* _DIRECTIONS FOR THIS TASK_: Exact repetition of every entry is required.

**** ENTRIES

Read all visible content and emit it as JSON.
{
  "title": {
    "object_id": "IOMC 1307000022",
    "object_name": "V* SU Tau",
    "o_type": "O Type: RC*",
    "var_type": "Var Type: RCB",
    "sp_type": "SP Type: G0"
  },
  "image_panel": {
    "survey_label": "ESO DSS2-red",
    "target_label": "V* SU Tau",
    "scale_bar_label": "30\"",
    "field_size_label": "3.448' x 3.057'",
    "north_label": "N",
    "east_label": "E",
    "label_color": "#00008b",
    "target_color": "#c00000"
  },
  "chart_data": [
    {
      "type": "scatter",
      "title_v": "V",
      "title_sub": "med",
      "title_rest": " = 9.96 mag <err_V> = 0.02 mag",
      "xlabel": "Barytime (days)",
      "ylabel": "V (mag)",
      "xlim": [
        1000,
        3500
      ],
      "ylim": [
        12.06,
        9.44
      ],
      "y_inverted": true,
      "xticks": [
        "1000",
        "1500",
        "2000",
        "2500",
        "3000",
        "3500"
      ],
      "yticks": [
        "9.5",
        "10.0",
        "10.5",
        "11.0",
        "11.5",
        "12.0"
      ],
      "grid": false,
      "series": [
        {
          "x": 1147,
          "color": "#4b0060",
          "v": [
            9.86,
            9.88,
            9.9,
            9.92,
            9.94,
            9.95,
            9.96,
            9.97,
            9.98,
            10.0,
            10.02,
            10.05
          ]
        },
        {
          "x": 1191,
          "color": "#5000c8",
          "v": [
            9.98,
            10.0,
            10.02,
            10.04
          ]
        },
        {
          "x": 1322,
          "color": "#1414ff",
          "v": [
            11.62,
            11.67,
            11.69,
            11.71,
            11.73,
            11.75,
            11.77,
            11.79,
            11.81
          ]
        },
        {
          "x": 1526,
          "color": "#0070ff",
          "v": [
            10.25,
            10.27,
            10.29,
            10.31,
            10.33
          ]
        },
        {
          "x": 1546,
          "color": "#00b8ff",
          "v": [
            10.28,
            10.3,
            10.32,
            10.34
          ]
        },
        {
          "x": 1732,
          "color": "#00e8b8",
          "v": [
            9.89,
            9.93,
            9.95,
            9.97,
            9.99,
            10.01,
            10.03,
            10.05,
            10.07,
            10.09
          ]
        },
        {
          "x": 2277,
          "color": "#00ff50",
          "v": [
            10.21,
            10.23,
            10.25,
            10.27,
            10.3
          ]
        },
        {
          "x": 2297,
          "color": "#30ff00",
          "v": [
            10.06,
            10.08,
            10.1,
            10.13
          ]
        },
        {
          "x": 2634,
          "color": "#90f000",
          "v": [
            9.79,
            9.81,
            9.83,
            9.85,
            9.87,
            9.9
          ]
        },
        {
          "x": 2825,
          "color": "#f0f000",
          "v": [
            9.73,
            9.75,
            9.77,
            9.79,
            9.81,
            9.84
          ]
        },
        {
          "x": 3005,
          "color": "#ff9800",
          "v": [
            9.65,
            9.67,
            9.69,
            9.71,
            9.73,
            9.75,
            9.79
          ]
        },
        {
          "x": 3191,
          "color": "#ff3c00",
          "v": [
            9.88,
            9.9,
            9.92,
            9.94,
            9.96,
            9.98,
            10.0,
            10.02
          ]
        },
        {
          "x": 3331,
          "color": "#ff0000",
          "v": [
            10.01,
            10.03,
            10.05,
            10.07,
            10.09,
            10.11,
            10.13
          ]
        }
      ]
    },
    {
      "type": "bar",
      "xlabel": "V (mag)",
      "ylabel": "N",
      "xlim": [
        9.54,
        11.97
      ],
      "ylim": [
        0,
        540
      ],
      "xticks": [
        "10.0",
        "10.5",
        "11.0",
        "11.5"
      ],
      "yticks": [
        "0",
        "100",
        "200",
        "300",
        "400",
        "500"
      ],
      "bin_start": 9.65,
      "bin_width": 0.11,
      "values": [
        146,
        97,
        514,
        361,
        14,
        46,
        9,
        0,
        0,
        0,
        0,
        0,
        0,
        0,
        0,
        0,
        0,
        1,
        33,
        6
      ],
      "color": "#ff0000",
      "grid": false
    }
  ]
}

********

* _SOLUTION TO THE PROBLEM_:
Read all visible content and emit it as JSON.
{
  "title": {
    "object_id": "IOMC 1307000022",
    "object_name": "V* SU Tau",
    "o_type": "O Type: RC*",
    "var_type": "Var Type: RCB",
    "sp_type": "SP Type: G0"
  },
  "image_panel": {
    "survey_label": "ESO DSS2-red",
    "target_label": "V* SU Tau",
    "scale_bar_label": "30\"",
    "field_size_label": "3.448' x 3.057'",
    "north_label": "N",
    "east_label": "E",
    "label_color": "#00008b",
    "target_color": "#c00000"
  },
  "chart_data": [
    {
      "type": "scatter",
      "title_v": "V",
      "title_sub": "med",
      "title_rest": " = 9.96 mag <err_V> = 0.02 mag",
      "xlabel": "Barytime (days)",
      "ylabel": "V (mag)",
      "xlim": [
        1000,
        3500
      ],
      "ylim": [
        12.06,
        9.44
      ],
      "y_inverted": true,
      "xticks": [
        "1000",
        "1500",
        "2000",
        "2500",
        "3000",
        "3500"
      ],
      "yticks": [
        "9.5",
        "10.0",
        "10.5",
        "11.0",
        "11.5",
        "12.0"
      ],
      "grid": false,
      "series": [
        {
          "x": 1147,
          "color": "#4b0060",
          "v": [
            9.86,
            9.88,
            9.9,
            9.92,
            9.94,
            9.95,
            9.96,
            9.97,
            9.98,
            10.0,
            10.02,
            10.05
          ]
        },
        {
          "x": 1191,
          "color": "#5000c8",
          "v": [
            9.98,
            10.0,
            10.02,
            10.04
          ]
        },
        {
          "x": 1322,
          "color": "#1414ff",
          "v": [
            11.62,
            11.67,
            11.69,
            11.71,
            11.73,
            11.75,
            11.77,
            11.79,
            11.81
          ]
        },
        {
          "x": 1526,
          "color": "#0070ff",
          "v": [
            10.25,
            10.27,
            10.29,
            10.31,
            10.33
          ]
        },
        {
          "x": 1546,
          "color": "#00b8ff",
          "v": [
            10.28,
            10.3,
            10.32,
            10.34
          ]
        },
        {
          "x": 1732,
          "color": "#00e8b8",
          "v": [
            9.89,
            9.93,
            9.95,
            9.97,
            9.99,
            10.01,
            10.03,
            10.05,
            10.07,
            10.09
          ]
        },
        {
          "x": 2277,
          "color": "#00ff50",
          "v": [
            10.21,
            10.23,
            10.25,
            10.27,
            10.3
          ]
        },
        {
          "x": 2297,
          "color": "#30ff00",
          "v": [
            10.06,
            10.08,
            10.1,
            10.13
          ]
        },
        {
          "x": 2634,
          "color": "#90f000",
          "v": [
            9.79,
            9.81,
            9.83,
            9.85,
            9.87,
            9.9
          ]
        },
        {
          "x": 2825,
          "color": "#f0f000",
          "v": [
            9.73,
            9.75,
            9.77,
            9.79,
            9.81,
            9.84
          ]
        },
        {
          "x": 3005,
          "color": "#ff9800",
          "v": [
            9.65,
            9.67,
            9.69,
            9.71,
            9.73,
            9.75,
            9.79
          ]
        },
        {
          "x": 3191,
          "color": "#ff3c00",
          "v": [
            9.88,
            9.9,
            9.92,
            9.94,
            9.96,
            9.98,
            10.0,
            10.02
          ]
        },
        {
          "x": 3331,
          "color": "#ff0000",
          "v": [
            10.01,
            10.03,
            10.05,
            10.07,
            10.09,
            10.11,
            10.13
          ]
        }
      ]
    },
    {
      "type": "bar",
      "xlabel": "V (mag)",
      "ylabel": "N",
      "xlim": [
        9.54,
        11.97
      ],
      "ylim": [
        0,
        540
      ],
      "xticks": [
        "10.0",
        "10.5",
        "11.0",
        "11.5"
      ],
      "yticks": [
        "0",
        "100",
        "200",
        "300",
        "400",
        "500"
      ],
      "bin_start": 9.65,
      "bin_width": 0.11,
      "values": [
        146,
        97,
        514,
        361,
        14,
        46,
        9,
        0,
        0,
        0,
        0,
        0,
        0,
        0,
        0,
        0,
        0,
        1,
        33,
        6
      ],
      "color": "#ff0000",
      "grid": false
    }
  ]
}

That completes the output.